● **PROBLEM REQUIREMENTS**: Output solely the number of lines containing the string "price".

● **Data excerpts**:
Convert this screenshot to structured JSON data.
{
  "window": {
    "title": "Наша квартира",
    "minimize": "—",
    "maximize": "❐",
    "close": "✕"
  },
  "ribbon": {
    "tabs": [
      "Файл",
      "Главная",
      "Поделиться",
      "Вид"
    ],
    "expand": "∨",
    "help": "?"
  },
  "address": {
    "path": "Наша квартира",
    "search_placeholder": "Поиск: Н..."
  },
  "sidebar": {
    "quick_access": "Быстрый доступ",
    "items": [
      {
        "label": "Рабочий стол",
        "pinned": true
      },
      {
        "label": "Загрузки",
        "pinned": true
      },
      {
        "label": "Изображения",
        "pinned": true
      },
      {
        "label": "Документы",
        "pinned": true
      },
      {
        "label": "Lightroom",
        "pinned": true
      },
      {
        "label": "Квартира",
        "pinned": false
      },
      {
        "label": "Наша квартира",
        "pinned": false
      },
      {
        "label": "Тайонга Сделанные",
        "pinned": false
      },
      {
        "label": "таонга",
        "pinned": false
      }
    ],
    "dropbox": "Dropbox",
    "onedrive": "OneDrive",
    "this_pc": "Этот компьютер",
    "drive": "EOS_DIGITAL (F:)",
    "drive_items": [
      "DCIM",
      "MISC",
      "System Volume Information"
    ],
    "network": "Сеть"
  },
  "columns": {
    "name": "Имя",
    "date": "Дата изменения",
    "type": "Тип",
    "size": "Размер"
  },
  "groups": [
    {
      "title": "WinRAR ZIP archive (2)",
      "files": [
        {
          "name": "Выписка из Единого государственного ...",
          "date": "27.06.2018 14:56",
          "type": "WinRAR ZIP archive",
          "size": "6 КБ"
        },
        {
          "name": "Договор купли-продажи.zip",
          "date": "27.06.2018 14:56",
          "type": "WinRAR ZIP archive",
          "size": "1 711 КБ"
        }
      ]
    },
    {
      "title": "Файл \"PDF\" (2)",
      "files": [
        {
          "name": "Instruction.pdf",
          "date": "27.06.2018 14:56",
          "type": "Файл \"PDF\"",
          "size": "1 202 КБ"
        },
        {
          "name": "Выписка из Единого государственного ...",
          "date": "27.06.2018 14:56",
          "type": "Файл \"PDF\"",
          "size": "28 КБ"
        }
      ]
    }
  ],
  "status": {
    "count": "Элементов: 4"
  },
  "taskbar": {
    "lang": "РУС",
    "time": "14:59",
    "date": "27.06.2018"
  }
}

--

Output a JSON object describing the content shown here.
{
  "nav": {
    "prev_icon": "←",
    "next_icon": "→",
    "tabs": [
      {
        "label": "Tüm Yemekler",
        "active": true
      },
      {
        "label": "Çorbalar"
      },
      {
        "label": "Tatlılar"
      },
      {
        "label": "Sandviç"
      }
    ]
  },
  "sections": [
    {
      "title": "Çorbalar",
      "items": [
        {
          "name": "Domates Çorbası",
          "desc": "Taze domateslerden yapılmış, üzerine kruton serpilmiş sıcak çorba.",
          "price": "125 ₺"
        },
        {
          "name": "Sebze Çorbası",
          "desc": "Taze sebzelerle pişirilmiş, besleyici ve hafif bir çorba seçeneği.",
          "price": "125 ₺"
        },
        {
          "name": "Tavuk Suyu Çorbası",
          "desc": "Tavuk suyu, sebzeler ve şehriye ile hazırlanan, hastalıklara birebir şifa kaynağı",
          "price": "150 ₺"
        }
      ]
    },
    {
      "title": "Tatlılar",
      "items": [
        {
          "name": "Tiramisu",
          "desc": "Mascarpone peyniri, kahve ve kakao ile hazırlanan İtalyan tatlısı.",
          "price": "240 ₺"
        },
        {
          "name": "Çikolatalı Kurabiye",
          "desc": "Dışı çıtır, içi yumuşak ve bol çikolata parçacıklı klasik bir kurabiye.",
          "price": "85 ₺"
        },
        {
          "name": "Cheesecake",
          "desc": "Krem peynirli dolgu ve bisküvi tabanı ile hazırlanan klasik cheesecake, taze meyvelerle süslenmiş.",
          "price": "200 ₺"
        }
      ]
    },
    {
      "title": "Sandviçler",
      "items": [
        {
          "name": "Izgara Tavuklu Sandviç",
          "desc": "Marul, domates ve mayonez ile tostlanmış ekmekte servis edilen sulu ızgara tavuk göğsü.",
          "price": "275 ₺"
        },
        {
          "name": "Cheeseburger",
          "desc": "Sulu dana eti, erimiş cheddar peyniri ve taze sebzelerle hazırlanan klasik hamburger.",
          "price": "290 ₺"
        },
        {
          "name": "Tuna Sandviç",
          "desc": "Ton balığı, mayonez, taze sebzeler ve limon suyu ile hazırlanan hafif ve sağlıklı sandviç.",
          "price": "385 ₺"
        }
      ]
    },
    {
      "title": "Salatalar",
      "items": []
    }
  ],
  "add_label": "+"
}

● **RESPONSE TO THIS TASK**: 9